- [Stated problem] Send back the records in full, character for character.

- [Excerpted data]
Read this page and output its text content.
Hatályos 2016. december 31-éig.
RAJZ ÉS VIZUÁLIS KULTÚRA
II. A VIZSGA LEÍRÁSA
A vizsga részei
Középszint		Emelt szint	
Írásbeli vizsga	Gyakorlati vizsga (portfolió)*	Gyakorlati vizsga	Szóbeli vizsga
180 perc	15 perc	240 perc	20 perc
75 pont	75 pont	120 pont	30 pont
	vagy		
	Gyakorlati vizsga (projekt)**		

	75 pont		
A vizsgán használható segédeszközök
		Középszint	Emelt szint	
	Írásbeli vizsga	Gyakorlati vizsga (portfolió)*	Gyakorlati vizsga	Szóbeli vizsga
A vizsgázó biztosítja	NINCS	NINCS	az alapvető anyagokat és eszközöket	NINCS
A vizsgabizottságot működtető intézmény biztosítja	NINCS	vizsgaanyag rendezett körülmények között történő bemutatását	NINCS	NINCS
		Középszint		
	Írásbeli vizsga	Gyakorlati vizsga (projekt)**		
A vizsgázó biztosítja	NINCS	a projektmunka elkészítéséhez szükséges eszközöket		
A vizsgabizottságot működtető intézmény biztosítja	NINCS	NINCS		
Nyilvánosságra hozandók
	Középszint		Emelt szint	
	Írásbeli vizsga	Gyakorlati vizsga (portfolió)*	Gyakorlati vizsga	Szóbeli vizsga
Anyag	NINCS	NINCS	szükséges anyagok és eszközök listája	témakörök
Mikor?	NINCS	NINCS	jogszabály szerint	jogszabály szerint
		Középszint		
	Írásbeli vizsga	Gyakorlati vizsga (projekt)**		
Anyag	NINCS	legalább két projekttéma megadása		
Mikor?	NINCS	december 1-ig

- [Result]
Read this page and output its text content.
Hatályos 2016. december 31-éig.
RAJZ ÉS VIZUÁLIS KULTÚRA
II. A VIZSGA LEÍRÁSA
A vizsga részei
Középszint		Emelt szint	
Írásbeli vizsga	Gyakorlati vizsga (portfolió)*	Gyakorlati vizsga	Szóbeli vizsga
180 perc	15 perc	240 perc	20 perc
75 pont	75 pont	120 pont	30 pont
	vagy		
	Gyakorlati vizsga (projekt)**		

	75 pont		
A vizsgán használható segédeszközök
		Középszint	Emelt szint	
	Írásbeli vizsga	Gyakorlati vizsga (portfolió)*	Gyakorlati vizsga	Szóbeli vizsga
A vizsgázó biztosítja	NINCS	NINCS	az alapvető anyagokat és eszközöket	NINCS
A vizsgabizottságot működtető intézmény biztosítja	NINCS	vizsgaanyag rendezett körülmények között történő bemutatását	NINCS	NINCS
		Középszint		
	Írásbeli vizsga	Gyakorlati vizsga (projekt)**		
A vizsgázó biztosítja	NINCS	a projektmunka elkészítéséhez szükséges eszközöket		
A vizsgabizottságot működtető intézmény biztosítja	NINCS	NINCS		
Nyilvánosságra hozandók
	Középszint		Emelt szint	
	Írásbeli vizsga	Gyakorlati vizsga (portfolió)*	Gyakorlati vizsga	Szóbeli vizsga
Anyag	NINCS	NINCS	szükséges anyagok és eszközök listája	témakörök
Mikor?	NINCS	NINCS	jogszabály szerint	jogszabály szerint
		Középszint		
	Írásbeli vizsga	Gyakorlati vizsga (projekt)**		
Anyag	NINCS	legalább két projekttéma megadása		
Mikor?	NINCS	december 1-ig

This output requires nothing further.